- **CONSIGNA**
Reproduce sin cambios las líneas de los datos que van desde la que contiene "remember-password-checkbox[interactable] [878,923,906,952]" hasta la que contiene "sign-in-button[interactable]: Entrar [1058,1102,1236,1157]", ambas incluidas.
**** MATERIAL A PROCESAR ****
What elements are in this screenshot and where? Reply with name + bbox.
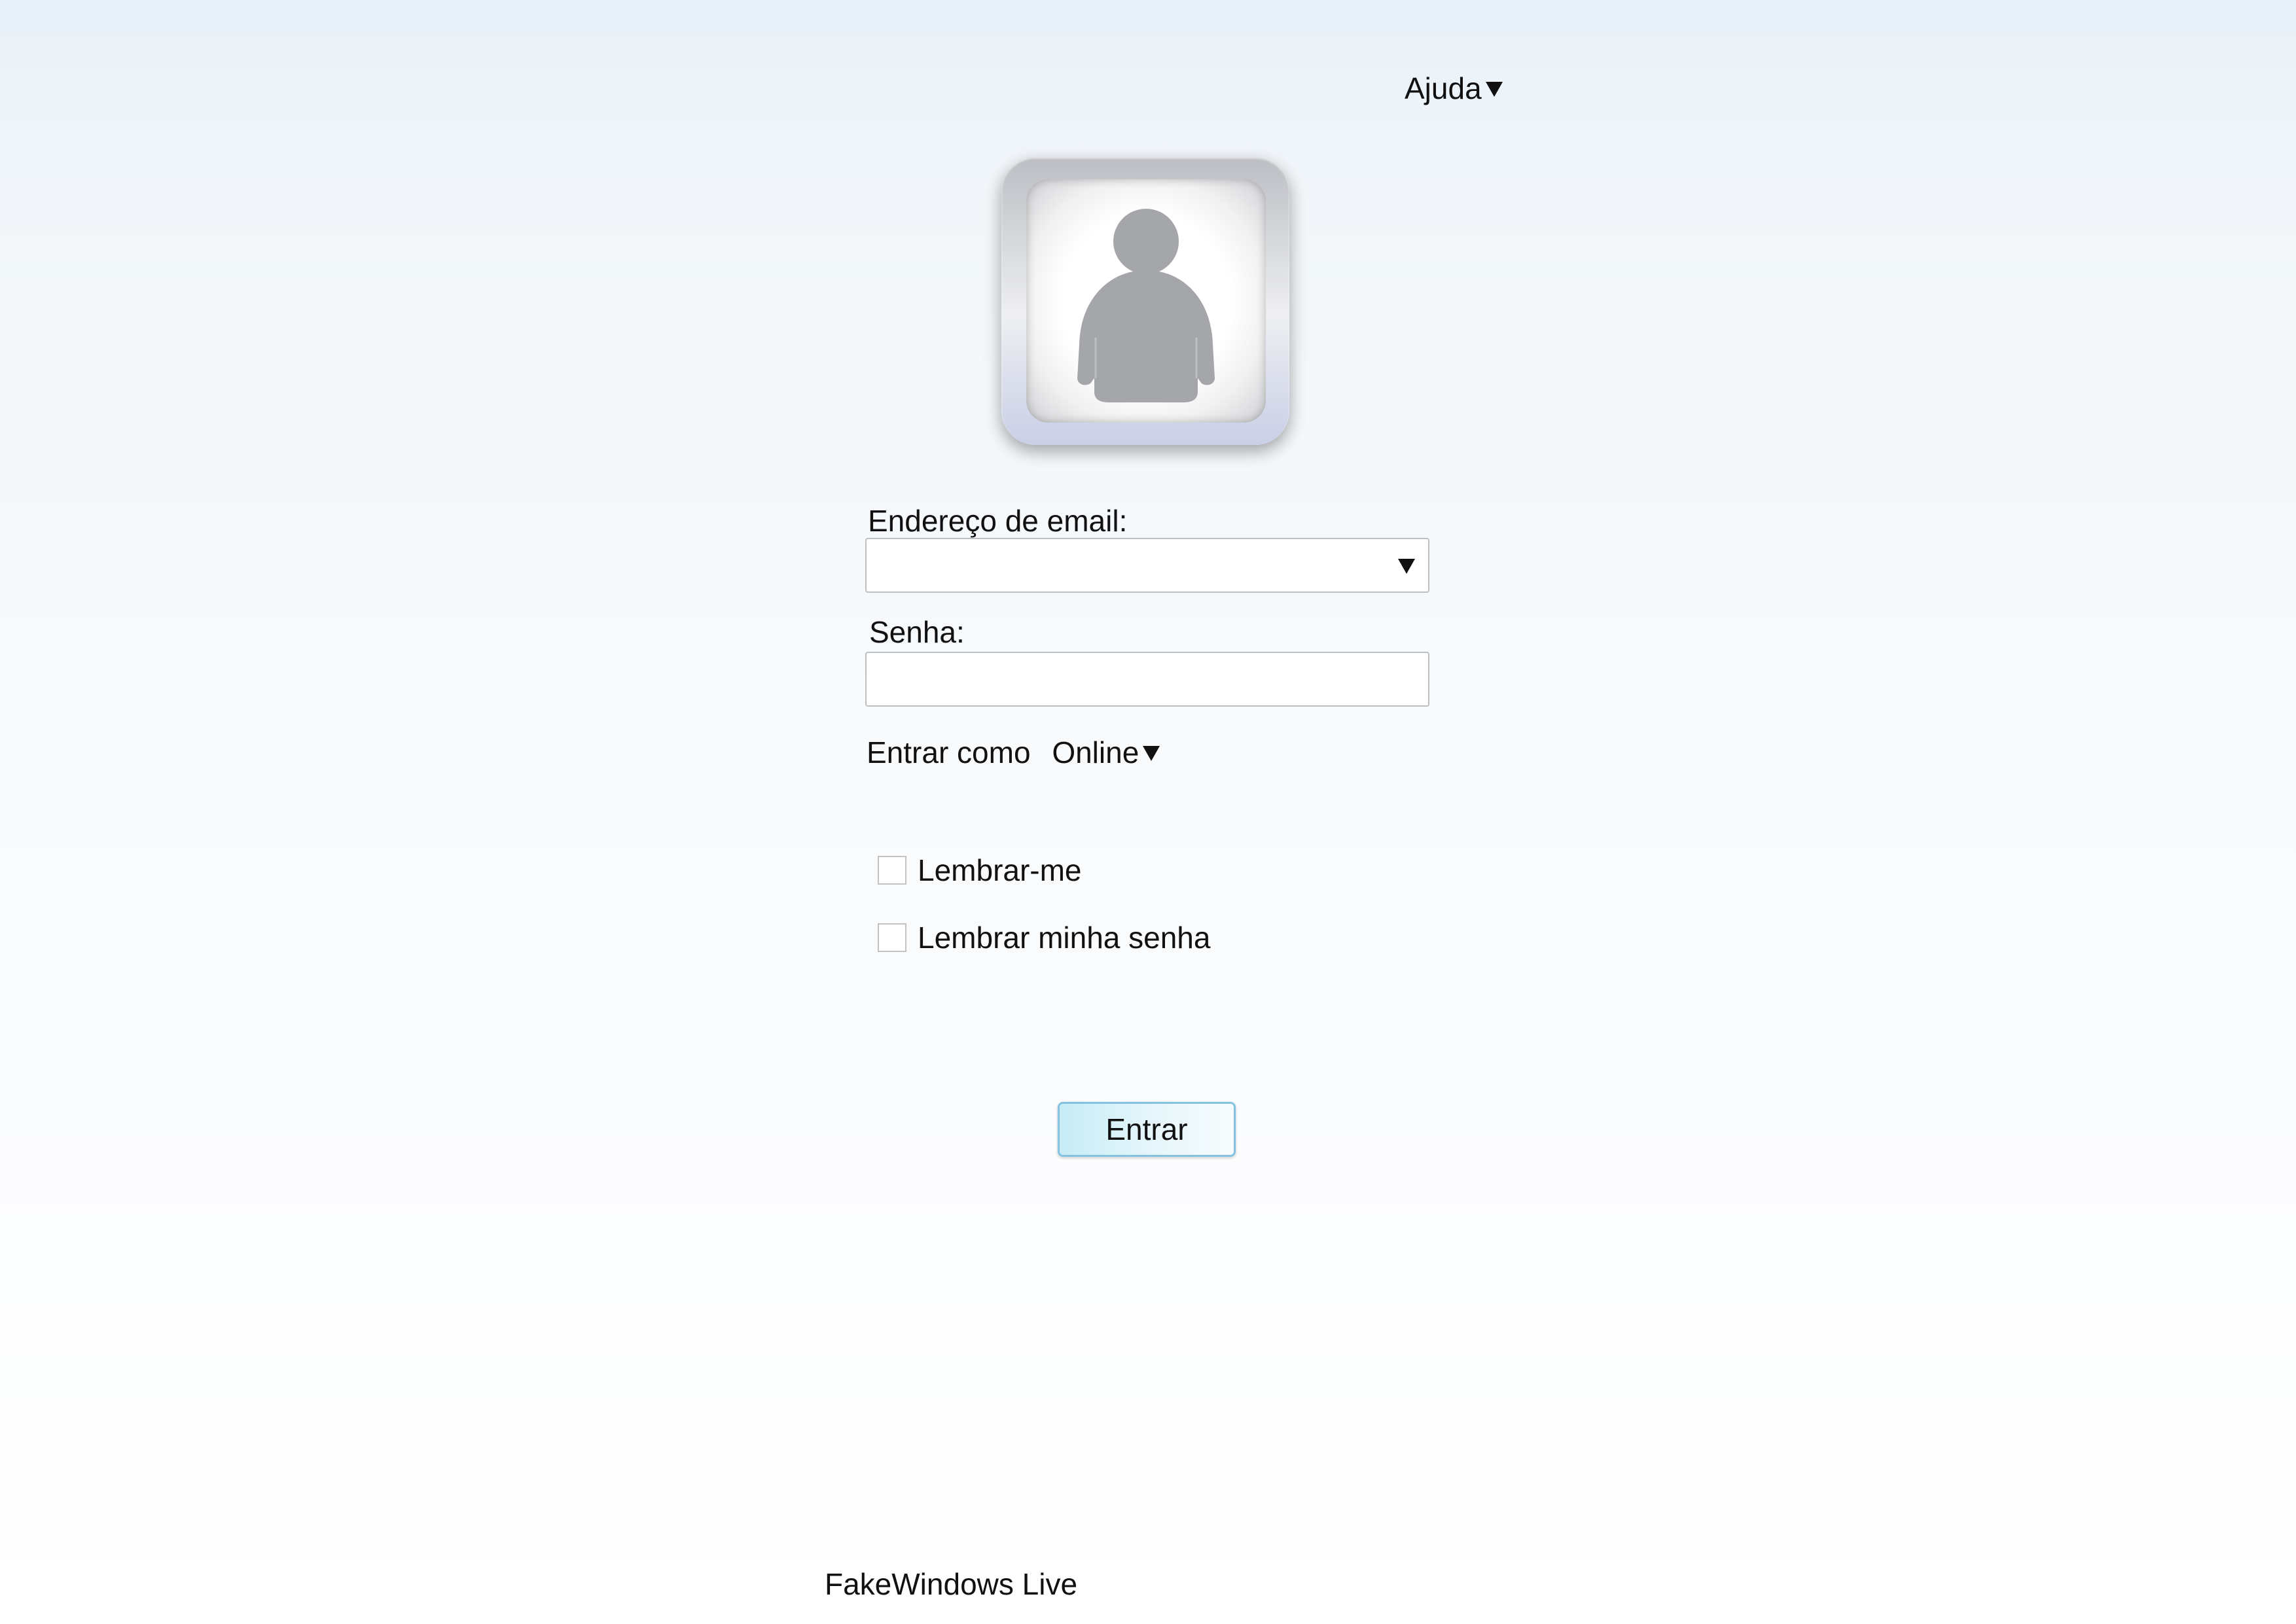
remember-password-checkbox[interactable] [878,923,906,952]
remember-me-label: Lembrar-me [918,853,1082,887]
status-prefix: Entrar como [867,735,1031,769]
avatar-tile [1026,179,1266,423]
remember-me-checkbox[interactable] [878,856,906,885]
sign-in-button[interactable]: Entrar [1058,1102,1236,1157]
status-dropdown[interactable]: Online [1052,733,1160,772]
chevron-down-icon[interactable] [1398,559,1415,574]
remember-password-label: Lembrar minha senha [918,921,1211,955]
avatar[interactable] [1001,157,1289,445]
footer-brand: FakeWindows Live [825,1567,1078,1601]
email-field[interactable] [865,538,1429,593]
chevron-down-icon [1143,746,1160,762]
help-menu-label: Ajuda [1405,71,1482,105]
password-field[interactable] [865,652,1429,707]
help-menu[interactable]: Ajuda [1405,69,1503,108]
status-row: Entrar como Online [867,733,1160,772]
chevron-down-icon [1485,82,1503,97]
status-value: Online [1052,735,1139,769]
password-label: Senha: [869,615,965,649]
user-silhouette-icon [1077,209,1215,402]
email-label: Endereço de email: [868,504,1128,538]
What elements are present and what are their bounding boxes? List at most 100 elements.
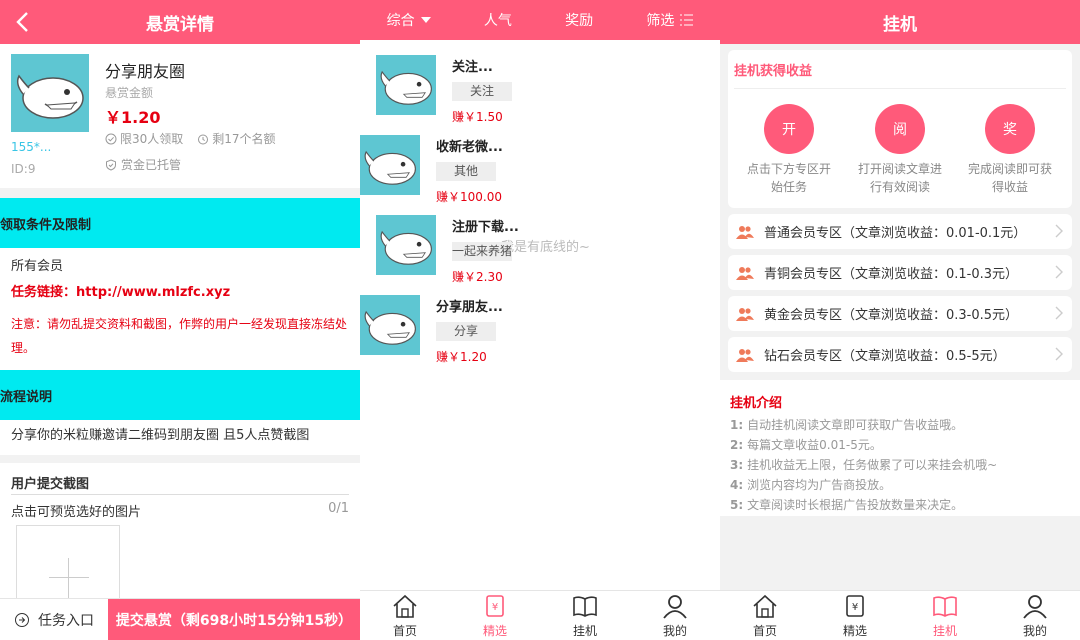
****
- **RESULTADO**
remember-password-checkbox[interactable] [878,923,906,952]
remember-me-label: Lembrar-me [918,853,1082,887]
status-prefix: Entrar como [867,735,1031,769]
avatar-tile [1026,179,1266,423]
remember-me-checkbox[interactable] [878,856,906,885]
sign-in-button[interactable]: Entrar [1058,1102,1236,1157]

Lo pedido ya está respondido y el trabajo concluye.